- TASK REQUIREMENTS:
1. Translate this sentence from the article on The Australian newspaper into Spanish: "This paper is tied to no party, to no state, and has no chains of any kind."
2. According to the article on The Australian newspaper, in what month and year did Rupert Murdoch launch the paper?

Part three of four
Robert Manne, one of Australia's top public intellectuals and journalists, tells me the first thing to know about The Australian.
"It is by far the most detailed paper in regard to national politics," he says. "And it's also at a higher level of analysis, in general, than the other papers."
Second, he says, the paper is "smarter, sharper" than the others — with more resources and fewer profit demands to boot. Manne explains why:
"The Australian has the personal support of Rupert Murdoch," he says. "Everyone knows it. He created the paper. He's incredibly proud of it as one of his creations."
Indeed, Murdoch launched the paper in July 1964, with this mission statement printed prominently on the front page:
"Here is Australia's first truly national newspaper. It is produced today because you want it; because the nation needs it. In these pages you will find the impartial information and the independent thinking that are essential to the further advance of our country. This paper is tied to no party, to no state, and has no chains of any kind. Its guide is faith in Australia and the country's future."
And then there's a third component: The Australian is not only a chronicler but also a player in national politics. It has no peer.
Under Chris Mitchell, the paper's editor for the past nine years, The Australian favored smaller government with fewer regulations on business, supported the invasion of Iraq, was skeptical of increased immigration and was actively concerned with issues affecting Australia's Aborigines.
Those stances drive news coverage, not just editorials. And although its circulation is relatively modest — 130,000 daily — The Australian greatly influences not only News Ltd.'s other papers, but also the debate on talk radio, blogs and TV, including News Corp.'s Sky News Australia, in which News Corp. has a controlling stake.
Company Culture
James Chessell, a former business and media reporter for The Australian, meets me in the gleaming lobby of a hotel in downtown Sydney. He says he admires Mitchell, his former editor.
"I think he was pretty successful about putting out a paper that stood for something," he says. "You might not agree with it, but you knew where The Australian stood on a range of issues."
Chessell, now deputy business editor at the Australian Financial Review, a publication owned by the rival Fairfax Media company, says critics are wrong to attribute The Australian's editorial choices to meddling by Murdoch.

- LISTING:
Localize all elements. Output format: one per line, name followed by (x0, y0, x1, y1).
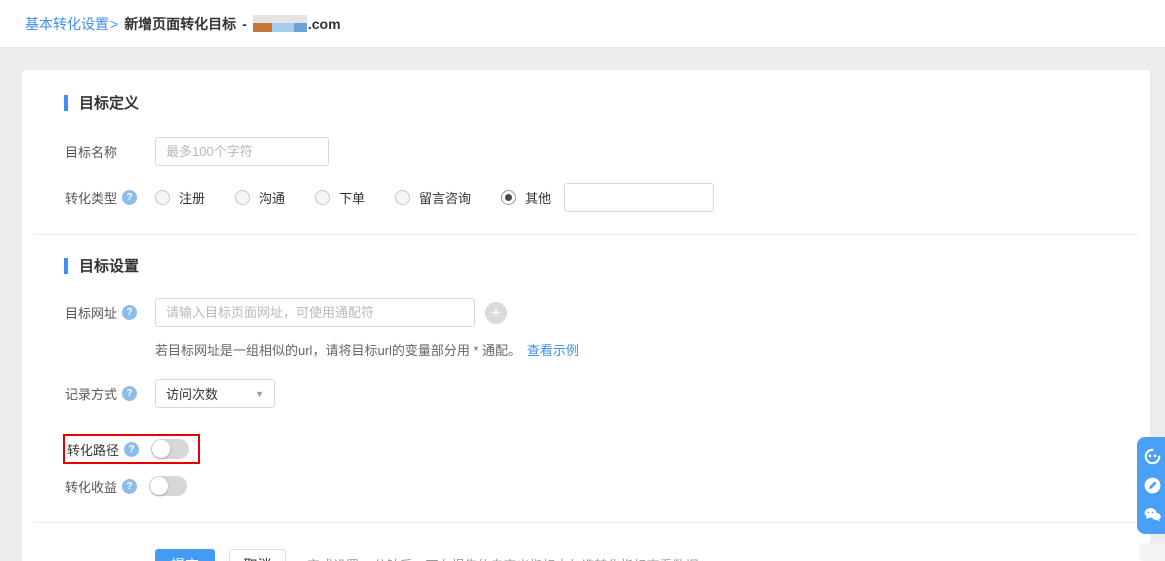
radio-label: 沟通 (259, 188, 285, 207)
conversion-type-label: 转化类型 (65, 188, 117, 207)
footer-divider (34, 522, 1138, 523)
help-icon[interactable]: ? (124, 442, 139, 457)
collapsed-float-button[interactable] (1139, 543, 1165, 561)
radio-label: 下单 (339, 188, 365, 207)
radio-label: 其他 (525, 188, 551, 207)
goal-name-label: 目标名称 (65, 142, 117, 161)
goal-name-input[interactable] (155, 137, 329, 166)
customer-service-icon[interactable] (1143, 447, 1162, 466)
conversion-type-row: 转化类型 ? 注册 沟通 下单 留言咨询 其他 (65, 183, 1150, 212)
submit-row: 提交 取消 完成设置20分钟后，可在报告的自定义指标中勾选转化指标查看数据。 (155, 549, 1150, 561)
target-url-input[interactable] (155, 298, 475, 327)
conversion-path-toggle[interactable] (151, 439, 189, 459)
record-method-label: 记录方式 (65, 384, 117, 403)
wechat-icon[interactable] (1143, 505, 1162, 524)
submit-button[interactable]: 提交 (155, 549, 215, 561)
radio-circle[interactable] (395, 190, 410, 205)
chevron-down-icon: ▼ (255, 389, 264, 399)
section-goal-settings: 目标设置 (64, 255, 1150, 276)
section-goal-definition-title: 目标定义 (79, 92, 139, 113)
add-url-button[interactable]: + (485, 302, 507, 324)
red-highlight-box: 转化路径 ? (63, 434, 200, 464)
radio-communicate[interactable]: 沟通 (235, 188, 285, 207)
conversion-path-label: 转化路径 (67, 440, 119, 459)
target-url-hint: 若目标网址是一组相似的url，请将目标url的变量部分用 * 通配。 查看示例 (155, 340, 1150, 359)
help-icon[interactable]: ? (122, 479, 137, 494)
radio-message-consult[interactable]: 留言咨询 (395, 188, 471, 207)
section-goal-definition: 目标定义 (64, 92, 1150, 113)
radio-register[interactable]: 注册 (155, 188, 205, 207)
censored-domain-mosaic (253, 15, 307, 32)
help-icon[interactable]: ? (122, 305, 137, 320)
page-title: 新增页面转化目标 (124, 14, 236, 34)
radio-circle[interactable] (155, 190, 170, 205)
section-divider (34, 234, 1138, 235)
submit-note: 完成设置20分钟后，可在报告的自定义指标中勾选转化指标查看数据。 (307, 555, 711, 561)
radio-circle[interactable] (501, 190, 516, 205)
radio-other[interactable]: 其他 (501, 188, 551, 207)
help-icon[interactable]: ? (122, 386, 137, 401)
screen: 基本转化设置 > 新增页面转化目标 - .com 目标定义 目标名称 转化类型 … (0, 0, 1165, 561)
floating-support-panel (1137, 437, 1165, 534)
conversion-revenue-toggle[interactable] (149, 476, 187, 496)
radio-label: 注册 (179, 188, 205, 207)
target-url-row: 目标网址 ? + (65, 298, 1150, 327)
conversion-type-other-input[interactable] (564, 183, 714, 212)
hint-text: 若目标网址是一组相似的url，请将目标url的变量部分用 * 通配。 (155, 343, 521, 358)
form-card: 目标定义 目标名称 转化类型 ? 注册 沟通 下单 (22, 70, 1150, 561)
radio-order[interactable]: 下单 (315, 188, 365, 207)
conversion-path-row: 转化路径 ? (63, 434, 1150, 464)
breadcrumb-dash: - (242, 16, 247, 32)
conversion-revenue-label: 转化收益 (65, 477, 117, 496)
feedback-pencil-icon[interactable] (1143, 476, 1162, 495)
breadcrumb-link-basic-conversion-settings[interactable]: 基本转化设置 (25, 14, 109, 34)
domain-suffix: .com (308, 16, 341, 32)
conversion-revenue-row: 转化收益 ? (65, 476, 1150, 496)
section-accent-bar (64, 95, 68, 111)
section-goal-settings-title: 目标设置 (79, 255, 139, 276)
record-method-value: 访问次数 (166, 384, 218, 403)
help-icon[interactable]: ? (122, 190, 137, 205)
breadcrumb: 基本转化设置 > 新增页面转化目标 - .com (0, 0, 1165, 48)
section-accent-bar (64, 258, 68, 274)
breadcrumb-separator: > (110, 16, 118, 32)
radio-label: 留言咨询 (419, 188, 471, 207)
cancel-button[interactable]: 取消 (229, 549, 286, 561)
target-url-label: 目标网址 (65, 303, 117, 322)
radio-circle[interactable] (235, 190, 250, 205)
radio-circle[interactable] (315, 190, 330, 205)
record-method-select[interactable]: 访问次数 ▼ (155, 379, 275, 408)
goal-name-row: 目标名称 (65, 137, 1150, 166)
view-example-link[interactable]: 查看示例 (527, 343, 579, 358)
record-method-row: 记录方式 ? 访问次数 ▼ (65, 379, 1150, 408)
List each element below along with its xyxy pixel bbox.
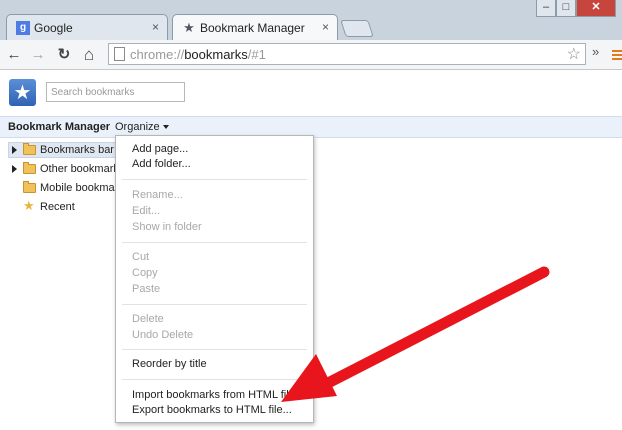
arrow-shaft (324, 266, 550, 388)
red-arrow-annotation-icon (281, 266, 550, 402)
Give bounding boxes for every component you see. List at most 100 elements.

- RESPONSES PER TASK:
1. Este periódico no está atado a ningún partido ni a ningún estado, y no tiene cadenas de ningún tipo.

2. July 1964.